# PASSAGE
Singer, performer and screenwriter/ film maker Sarah McGuinness spoke to David Hennessy ahead of her autobiographical show Grit, Glitter and Gaslight- The Sarah McGuinness Story coming back to London at the Circle & Star Hampstead.
Following a critically acclaimed run at the Etcetera Theatre in 2024, The Sarah McGuinness Story – Grit Glitter and Gaslight…A Cabaret Musical, returns to the London stage, opening at Circle and Star Theatre, Hampstead in March for a limited three-week run.
Emmy nominated Sarah McGuinness transformed her behind-the-scenes life with the stars into a powerful and poignant one-woman musical cabaret, first performed at Edinburgh Fringe Festival in 2024 before transferring to London.
But since that first iteration it has developed into much more than a cabaret but her story of identity and survival.
Born in London, Sarah moved to Derry as a small child right as the Troubles took hold.
This musical stage show is a journey through her life in showbusiness, from her childhood on the Irish border in Derry, through a complex relationship with her roots and family dysfunction, to the heights of international success as her life becomes entwined with entertainment icons.
In 2010 Sarah was Emmy nominated for her documentary Believe: The Eddie Izzard Story.
She then directed the BAFTA shortlisted Noma: Forgiving Apartheid about the actress Noma Dumezweni.
Blending live performance, storytelling and song, Sarah now turns the lens on herself, delving into long-forgotten memories that are both traumatic and hilarious.
Sarah McGuinness told The Irish World: “I’ve been trying my whole life to tell this story.

“Most actors you know would do this in their 20s, I’m doing it at my age and I think it’s because when you have all the stuff we grew up with, we all have a degree of PTSD to a greater or lesser extent and it does affect your whole life which is why, of course, it’s become relevant now.
“When I first did the show in August of ‘24 it was all the songs I loved as I grew up all the way to the present day.
“It was a cabaret.

# WHAT THE TASK REQUIRES
Retype the passage about Sarah McGuinness word for word, starting at "But since that" and ending at "traumatic and hilarious.".

Page element annotations:
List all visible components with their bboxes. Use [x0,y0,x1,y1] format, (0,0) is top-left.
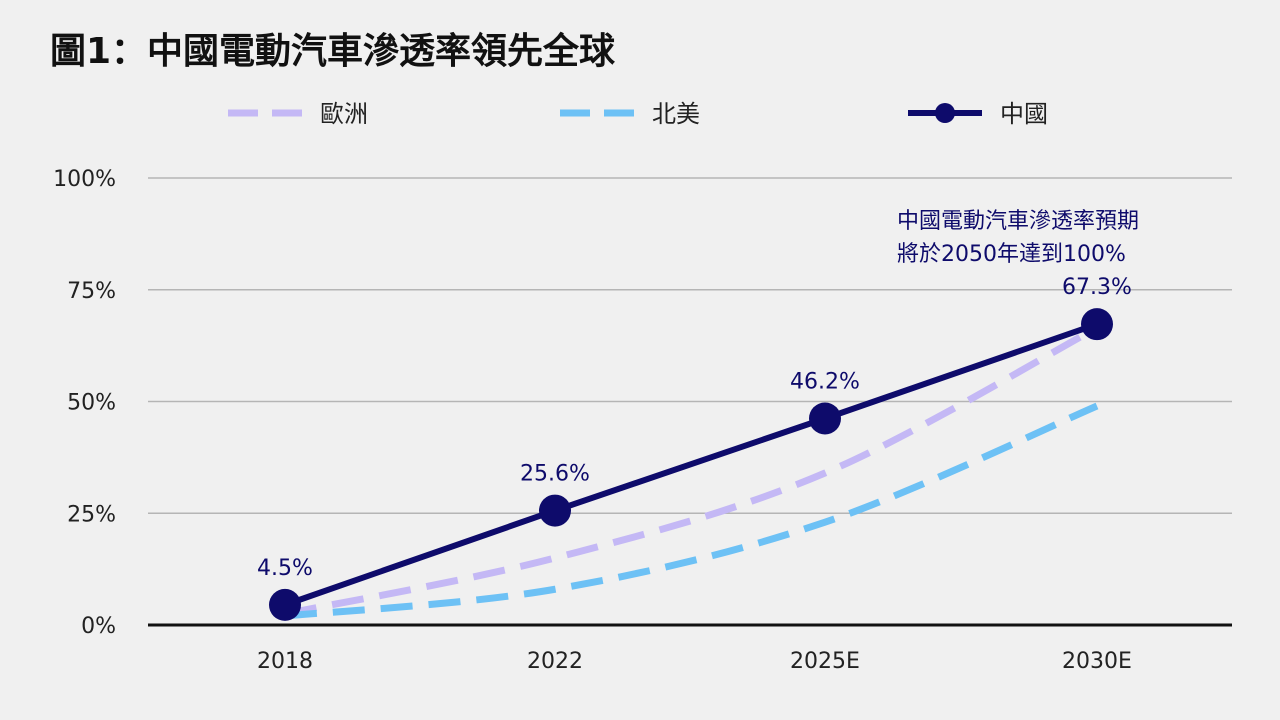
data-label: 4.5% [257,556,313,581]
x-tick-label: 2018 [257,649,313,674]
data-labels: 4.5% 25.6% 46.2% 67.3% [257,275,1132,581]
annotation-line: 將於2050年達到100% [897,242,1126,267]
legend-label: 歐洲 [320,100,368,128]
legend-label: 中國 [1000,100,1048,128]
legend-label: 北美 [652,100,700,128]
data-point-marker [269,588,301,621]
data-label: 46.2% [790,369,860,394]
x-tick-label: 2030E [1062,649,1132,674]
annotation-line: 中國電動汽車滲透率預期 [897,209,1139,234]
series-line-1 [284,402,1099,620]
data-label: 67.3% [1062,275,1132,300]
series-line-0 [284,324,1099,618]
x-tick-label: 2025E [790,649,860,674]
data-label: 25.6% [520,462,590,487]
gridlines [148,177,1232,627]
legend-marker [935,103,955,123]
y-tick-label: 75% [67,279,116,304]
series-line-2 [284,321,1098,608]
y-tick-label: 100% [53,167,116,192]
y-axis-ticks: 0% 25% 50% 75% 100% [53,167,116,639]
y-tick-label: 0% [81,614,116,639]
china-markers [269,308,1113,621]
series-lines [284,321,1099,620]
y-tick-label: 50% [67,391,116,416]
x-axis-ticks: 2018 2022 2025E 2030E [257,649,1132,674]
data-point-marker [1081,308,1113,341]
data-point-marker [539,494,571,527]
legend: 歐洲 北美 中國 [228,100,1048,128]
y-tick-label: 25% [67,502,116,527]
x-tick-label: 2022 [527,649,583,674]
chart-title: 圖1：中國電動汽車滲透率領先全球 [50,31,616,72]
data-point-marker [809,402,841,435]
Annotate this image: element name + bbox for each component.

# CORRECT OUTPUT
But since that first iteration it has developed into much more than a cabaret but her story of identity and survival.
Born in London, Sarah moved to Derry as a small child right as the Troubles took hold.
This musical stage show is a journey through her life in showbusiness, from her childhood on the Irish border in Derry, through a complex relationship with her roots and family dysfunction, to the heights of international success as her life becomes entwined with entertainment icons.
In 2010 Sarah was Emmy nominated for her documentary Believe: The Eddie Izzard Story.
She then directed the BAFTA shortlisted Noma: Forgiving Apartheid about the actress Noma Dumezweni.
Blending live performance, storytelling and song, Sarah now turns the lens on herself, delving into long-forgotten memories that are both traumatic and hilarious.